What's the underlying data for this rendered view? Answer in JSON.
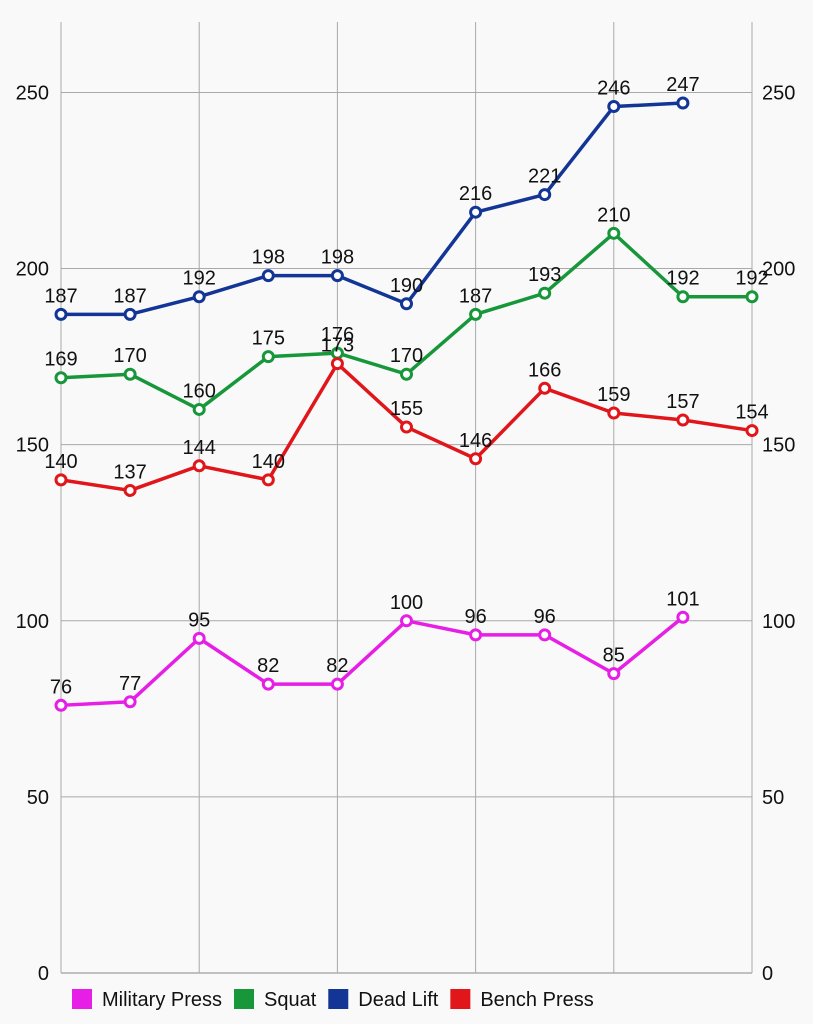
{
  "chart_data": {
    "type": "line",
    "x": [
      1,
      2,
      3,
      4,
      5,
      6,
      7,
      8,
      9,
      10,
      11
    ],
    "ylim": [
      0,
      270
    ],
    "yticks": [
      0,
      50,
      100,
      150,
      200,
      250
    ],
    "grid": true,
    "legend_position": "bottom-left",
    "series": [
      {
        "name": "Military Press",
        "color": "#e61ee6",
        "values": [
          76,
          77,
          95,
          82,
          82,
          100,
          96,
          96,
          85,
          101,
          null
        ]
      },
      {
        "name": "Squat",
        "color": "#17973a",
        "values": [
          169,
          170,
          160,
          175,
          176,
          170,
          187,
          193,
          210,
          192,
          192
        ]
      },
      {
        "name": "Dead Lift",
        "color": "#123596",
        "values": [
          187,
          187,
          192,
          198,
          198,
          190,
          216,
          221,
          246,
          247,
          null
        ]
      },
      {
        "name": "Bench Press",
        "color": "#e0161b",
        "values": [
          140,
          137,
          144,
          140,
          173,
          155,
          146,
          166,
          159,
          157,
          154
        ]
      }
    ]
  }
}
# # # #
> Short exercise
What is the number of lines above that hold the string "name"? Answer with that number alone.

> Written answer
4